- Exercise goal
Report back each line of the records that contains the string "color".
── Dataset records ──
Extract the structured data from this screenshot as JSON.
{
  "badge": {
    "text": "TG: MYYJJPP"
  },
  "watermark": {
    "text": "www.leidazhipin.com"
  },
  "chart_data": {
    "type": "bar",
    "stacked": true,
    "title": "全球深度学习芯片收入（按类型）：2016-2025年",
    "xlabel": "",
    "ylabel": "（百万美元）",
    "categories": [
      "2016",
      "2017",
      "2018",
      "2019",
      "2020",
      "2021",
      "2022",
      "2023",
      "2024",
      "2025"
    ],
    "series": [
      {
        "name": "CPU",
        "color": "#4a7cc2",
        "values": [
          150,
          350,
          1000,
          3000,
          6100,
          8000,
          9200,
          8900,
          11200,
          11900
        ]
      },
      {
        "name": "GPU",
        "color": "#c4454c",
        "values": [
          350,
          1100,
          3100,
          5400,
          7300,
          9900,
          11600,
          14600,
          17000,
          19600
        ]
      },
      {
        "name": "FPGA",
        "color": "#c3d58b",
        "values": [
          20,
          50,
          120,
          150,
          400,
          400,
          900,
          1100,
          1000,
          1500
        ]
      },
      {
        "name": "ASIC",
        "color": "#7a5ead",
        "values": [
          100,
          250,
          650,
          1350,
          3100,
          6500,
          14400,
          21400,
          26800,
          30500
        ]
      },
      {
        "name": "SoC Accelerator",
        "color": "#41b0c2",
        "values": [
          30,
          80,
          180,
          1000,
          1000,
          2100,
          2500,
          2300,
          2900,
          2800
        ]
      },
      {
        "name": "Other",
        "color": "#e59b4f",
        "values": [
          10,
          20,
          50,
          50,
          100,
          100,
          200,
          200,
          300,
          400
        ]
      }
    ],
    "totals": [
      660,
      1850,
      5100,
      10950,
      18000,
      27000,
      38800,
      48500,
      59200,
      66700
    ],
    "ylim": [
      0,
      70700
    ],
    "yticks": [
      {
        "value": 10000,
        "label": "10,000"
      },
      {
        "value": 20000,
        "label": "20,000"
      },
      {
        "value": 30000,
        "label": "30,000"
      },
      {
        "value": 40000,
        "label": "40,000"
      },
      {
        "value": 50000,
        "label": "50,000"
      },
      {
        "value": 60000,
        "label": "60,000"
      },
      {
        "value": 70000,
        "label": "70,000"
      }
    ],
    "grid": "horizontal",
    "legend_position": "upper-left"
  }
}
───
- Result of the exercise
        "color": "#4a7cc2",
        "color": "#c4454c",
        "color": "#c3d58b",
        "color": "#7a5ead",
        "color": "#41b0c2",
        "color": "#e59b4f",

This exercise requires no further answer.